───── EXERCISE INPUT

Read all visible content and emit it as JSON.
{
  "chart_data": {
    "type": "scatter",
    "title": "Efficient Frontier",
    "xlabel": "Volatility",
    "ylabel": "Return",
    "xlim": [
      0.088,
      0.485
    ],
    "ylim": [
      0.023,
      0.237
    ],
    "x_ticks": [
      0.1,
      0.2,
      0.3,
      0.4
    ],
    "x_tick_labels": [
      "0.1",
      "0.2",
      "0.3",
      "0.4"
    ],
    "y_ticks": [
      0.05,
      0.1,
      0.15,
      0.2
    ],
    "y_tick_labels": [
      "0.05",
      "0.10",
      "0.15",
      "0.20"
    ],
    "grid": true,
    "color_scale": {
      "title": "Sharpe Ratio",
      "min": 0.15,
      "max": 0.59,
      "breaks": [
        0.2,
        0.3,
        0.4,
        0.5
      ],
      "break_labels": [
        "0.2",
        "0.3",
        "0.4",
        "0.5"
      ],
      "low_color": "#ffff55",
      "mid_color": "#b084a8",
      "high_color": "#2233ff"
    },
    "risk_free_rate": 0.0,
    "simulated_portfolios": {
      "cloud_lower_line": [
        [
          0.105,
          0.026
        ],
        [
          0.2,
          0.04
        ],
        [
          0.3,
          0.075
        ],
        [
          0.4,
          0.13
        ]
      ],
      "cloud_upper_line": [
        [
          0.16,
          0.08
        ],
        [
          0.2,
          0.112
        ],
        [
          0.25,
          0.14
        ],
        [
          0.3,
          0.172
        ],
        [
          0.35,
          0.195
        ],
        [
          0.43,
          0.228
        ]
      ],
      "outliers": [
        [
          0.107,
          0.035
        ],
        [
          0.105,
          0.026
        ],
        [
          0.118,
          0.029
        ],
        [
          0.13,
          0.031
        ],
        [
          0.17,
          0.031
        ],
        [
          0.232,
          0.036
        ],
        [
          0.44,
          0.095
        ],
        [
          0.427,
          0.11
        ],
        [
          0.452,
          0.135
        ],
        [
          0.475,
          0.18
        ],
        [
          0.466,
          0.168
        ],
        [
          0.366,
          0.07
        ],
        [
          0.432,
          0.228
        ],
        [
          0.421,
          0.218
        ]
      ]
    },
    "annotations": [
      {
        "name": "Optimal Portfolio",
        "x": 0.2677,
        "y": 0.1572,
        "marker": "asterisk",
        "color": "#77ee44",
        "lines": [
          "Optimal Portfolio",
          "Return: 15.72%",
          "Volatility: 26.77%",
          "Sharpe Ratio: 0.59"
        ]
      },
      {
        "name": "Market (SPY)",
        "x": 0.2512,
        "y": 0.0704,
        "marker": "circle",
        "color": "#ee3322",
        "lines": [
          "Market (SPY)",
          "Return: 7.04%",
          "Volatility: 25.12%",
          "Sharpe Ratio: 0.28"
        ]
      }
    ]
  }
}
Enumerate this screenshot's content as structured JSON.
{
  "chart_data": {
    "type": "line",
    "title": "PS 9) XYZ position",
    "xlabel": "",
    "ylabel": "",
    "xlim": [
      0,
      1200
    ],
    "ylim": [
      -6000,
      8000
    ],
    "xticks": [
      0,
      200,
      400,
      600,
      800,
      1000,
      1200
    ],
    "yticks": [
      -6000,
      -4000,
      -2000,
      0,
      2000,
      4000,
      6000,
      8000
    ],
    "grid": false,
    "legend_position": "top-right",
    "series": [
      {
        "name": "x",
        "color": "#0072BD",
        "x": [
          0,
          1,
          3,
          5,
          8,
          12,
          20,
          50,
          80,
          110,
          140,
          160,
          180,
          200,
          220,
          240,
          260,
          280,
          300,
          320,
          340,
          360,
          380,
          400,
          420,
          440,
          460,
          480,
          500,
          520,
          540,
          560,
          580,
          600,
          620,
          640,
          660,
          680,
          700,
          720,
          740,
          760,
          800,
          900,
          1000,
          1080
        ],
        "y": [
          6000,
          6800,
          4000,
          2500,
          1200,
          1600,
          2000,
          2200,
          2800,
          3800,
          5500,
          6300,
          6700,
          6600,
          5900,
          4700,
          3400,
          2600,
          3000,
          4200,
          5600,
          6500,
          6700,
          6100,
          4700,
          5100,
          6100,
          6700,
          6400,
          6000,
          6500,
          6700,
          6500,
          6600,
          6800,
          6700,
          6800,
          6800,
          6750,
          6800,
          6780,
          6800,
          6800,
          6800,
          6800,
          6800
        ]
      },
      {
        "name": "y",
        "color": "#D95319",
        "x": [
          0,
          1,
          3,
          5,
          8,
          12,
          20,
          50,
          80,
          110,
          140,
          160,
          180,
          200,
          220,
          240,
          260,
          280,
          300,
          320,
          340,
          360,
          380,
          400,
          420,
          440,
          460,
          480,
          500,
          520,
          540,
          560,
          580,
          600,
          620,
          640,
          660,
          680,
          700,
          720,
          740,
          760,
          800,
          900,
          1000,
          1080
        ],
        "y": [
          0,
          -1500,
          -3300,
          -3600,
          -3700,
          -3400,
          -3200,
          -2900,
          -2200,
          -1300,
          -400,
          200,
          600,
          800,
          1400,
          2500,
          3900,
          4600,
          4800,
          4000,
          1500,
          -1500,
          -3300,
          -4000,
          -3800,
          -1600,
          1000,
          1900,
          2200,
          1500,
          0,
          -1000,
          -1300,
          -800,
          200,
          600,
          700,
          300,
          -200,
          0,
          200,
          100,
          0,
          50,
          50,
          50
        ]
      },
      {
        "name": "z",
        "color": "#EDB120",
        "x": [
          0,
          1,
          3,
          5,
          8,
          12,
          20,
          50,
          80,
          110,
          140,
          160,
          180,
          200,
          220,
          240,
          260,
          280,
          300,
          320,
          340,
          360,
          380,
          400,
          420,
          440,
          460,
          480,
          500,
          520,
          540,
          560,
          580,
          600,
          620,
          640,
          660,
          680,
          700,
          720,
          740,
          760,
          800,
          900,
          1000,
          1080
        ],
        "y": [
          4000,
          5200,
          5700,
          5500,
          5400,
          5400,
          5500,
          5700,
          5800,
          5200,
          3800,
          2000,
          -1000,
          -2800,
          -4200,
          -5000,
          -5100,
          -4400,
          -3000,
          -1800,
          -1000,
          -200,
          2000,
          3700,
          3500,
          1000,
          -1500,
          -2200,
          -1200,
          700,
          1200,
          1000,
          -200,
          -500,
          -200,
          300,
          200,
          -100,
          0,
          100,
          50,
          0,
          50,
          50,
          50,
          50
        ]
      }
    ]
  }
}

──────────

» EXERCISE DIRECTIONS
Write the material out again word for word.

» FULL ANSWER
Read all visible content and emit it as JSON.
{
  "chart_data": {
    "type": "scatter",
    "title": "Efficient Frontier",
    "xlabel": "Volatility",
    "ylabel": "Return",
    "xlim": [
      0.088,
      0.485
    ],
    "ylim": [
      0.023,
      0.237
    ],
    "x_ticks": [
      0.1,
      0.2,
      0.3,
      0.4
    ],
    "x_tick_labels": [
      "0.1",
      "0.2",
      "0.3",
      "0.4"
    ],
    "y_ticks": [
      0.05,
      0.1,
      0.15,
      0.2
    ],
    "y_tick_labels": [
      "0.05",
      "0.10",
      "0.15",
      "0.20"
    ],
    "grid": true,
    "color_scale": {
      "title": "Sharpe Ratio",
      "min": 0.15,
      "max": 0.59,
      "breaks": [
        0.2,
        0.3,
        0.4,
        0.5
      ],
      "break_labels": [
        "0.2",
        "0.3",
        "0.4",
        "0.5"
      ],
      "low_color": "#ffff55",
      "mid_color": "#b084a8",
      "high_color": "#2233ff"
    },
    "risk_free_rate": 0.0,
    "simulated_portfolios": {
      "cloud_lower_line": [
        [
          0.105,
          0.026
        ],
        [
          0.2,
          0.04
        ],
        [
          0.3,
          0.075
        ],
        [
          0.4,
          0.13
        ]
      ],
      "cloud_upper_line": [
        [
          0.16,
          0.08
        ],
        [
          0.2,
          0.112
        ],
        [
          0.25,
          0.14
        ],
        [
          0.3,
          0.172
        ],
        [
          0.35,
          0.195
        ],
        [
          0.43,
          0.228
        ]
      ],
      "outliers": [
        [
          0.107,
          0.035
        ],
        [
          0.105,
          0.026
        ],
        [
          0.118,
          0.029
        ],
        [
          0.13,
          0.031
        ],
        [
          0.17,
          0.031
        ],
        [
          0.232,
          0.036
        ],
        [
          0.44,
          0.095
        ],
        [
          0.427,
          0.11
        ],
        [
          0.452,
          0.135
        ],
        [
          0.475,
          0.18
        ],
        [
          0.466,
          0.168
        ],
        [
          0.366,
          0.07
        ],
        [
          0.432,
          0.228
        ],
        [
          0.421,
          0.218
        ]
      ]
    },
    "annotations": [
      {
        "name": "Optimal Portfolio",
        "x": 0.2677,
        "y": 0.1572,
        "marker": "asterisk",
        "color": "#77ee44",
        "lines": [
          "Optimal Portfolio",
          "Return: 15.72%",
          "Volatility: 26.77%",
          "Sharpe Ratio: 0.59"
        ]
      },
      {
        "name": "Market (SPY)",
        "x": 0.2512,
        "y": 0.0704,
        "marker": "circle",
        "color": "#ee3322",
        "lines": [
          "Market (SPY)",
          "Return: 7.04%",
          "Volatility: 25.12%",
          "Sharpe Ratio: 0.28"
        ]
      }
    ]
  }
}
Enumerate this screenshot's content as structured JSON.
{
  "chart_data": {
    "type": "line",
    "title": "PS 9) XYZ position",
    "xlabel": "",
    "ylabel": "",
    "xlim": [
      0,
      1200
    ],
    "ylim": [
      -6000,
      8000
    ],
    "xticks": [
      0,
      200,
      400,
      600,
      800,
      1000,
      1200
    ],
    "yticks": [
      -6000,
      -4000,
      -2000,
      0,
      2000,
      4000,
      6000,
      8000
    ],
    "grid": false,
    "legend_position": "top-right",
    "series": [
      {
        "name": "x",
        "color": "#0072BD",
        "x": [
          0,
          1,
          3,
          5,
          8,
          12,
          20,
          50,
          80,
          110,
          140,
          160,
          180,
          200,
          220,
          240,
          260,
          280,
          300,
          320,
          340,
          360,
          380,
          400,
          420,
          440,
          460,
          480,
          500,
          520,
          540,
          560,
          580,
          600,
          620,
          640,
          660,
          680,
          700,
          720,
          740,
          760,
          800,
          900,
          1000,
          1080
        ],
        "y": [
          6000,
          6800,
          4000,
          2500,
          1200,
          1600,
          2000,
          2200,
          2800,
          3800,
          5500,
          6300,
          6700,
          6600,
          5900,
          4700,
          3400,
          2600,
          3000,
          4200,
          5600,
          6500,
          6700,
          6100,
          4700,
          5100,
          6100,
          6700,
          6400,
          6000,
          6500,
          6700,
          6500,
          6600,
          6800,
          6700,
          6800,
          6800,
          6750,
          6800,
          6780,
          6800,
          6800,
          6800,
          6800,
          6800
        ]
      },
      {
        "name": "y",
        "color": "#D95319",
        "x": [
          0,
          1,
          3,
          5,
          8,
          12,
          20,
          50,
          80,
          110,
          140,
          160,
          180,
          200,
          220,
          240,
          260,
          280,
          300,
          320,
          340,
          360,
          380,
          400,
          420,
          440,
          460,
          480,
          500,
          520,
          540,
          560,
          580,
          600,
          620,
          640,
          660,
          680,
          700,
          720,
          740,
          760,
          800,
          900,
          1000,
          1080
        ],
        "y": [
          0,
          -1500,
          -3300,
          -3600,
          -3700,
          -3400,
          -3200,
          -2900,
          -2200,
          -1300,
          -400,
          200,
          600,
          800,
          1400,
          2500,
          3900,
          4600,
          4800,
          4000,
          1500,
          -1500,
          -3300,
          -4000,
          -3800,
          -1600,
          1000,
          1900,
          2200,
          1500,
          0,
          -1000,
          -1300,
          -800,
          200,
          600,
          700,
          300,
          -200,
          0,
          200,
          100,
          0,
          50,
          50,
          50
        ]
      },
      {
        "name": "z",
        "color": "#EDB120",
        "x": [
          0,
          1,
          3,
          5,
          8,
          12,
          20,
          50,
          80,
          110,
          140,
          160,
          180,
          200,
          220,
          240,
          260,
          280,
          300,
          320,
          340,
          360,
          380,
          400,
          420,
          440,
          460,
          480,
          500,
          520,
          540,
          560,
          580,
          600,
          620,
          640,
          660,
          680,
          700,
          720,
          740,
          760,
          800,
          900,
          1000,
          1080
        ],
        "y": [
          4000,
          5200,
          5700,
          5500,
          5400,
          5400,
          5500,
          5700,
          5800,
          5200,
          3800,
          2000,
          -1000,
          -2800,
          -4200,
          -5000,
          -5100,
          -4400,
          -3000,
          -1800,
          -1000,
          -200,
          2000,
          3700,
          3500,
          1000,
          -1500,
          -2200,
          -1200,
          700,
          1200,
          1000,
          -200,
          -500,
          -200,
          300,
          200,
          -100,
          0,
          100,
          50,
          0,
          50,
          50,
          50,
          50
        ]
      }
    ]
  }
}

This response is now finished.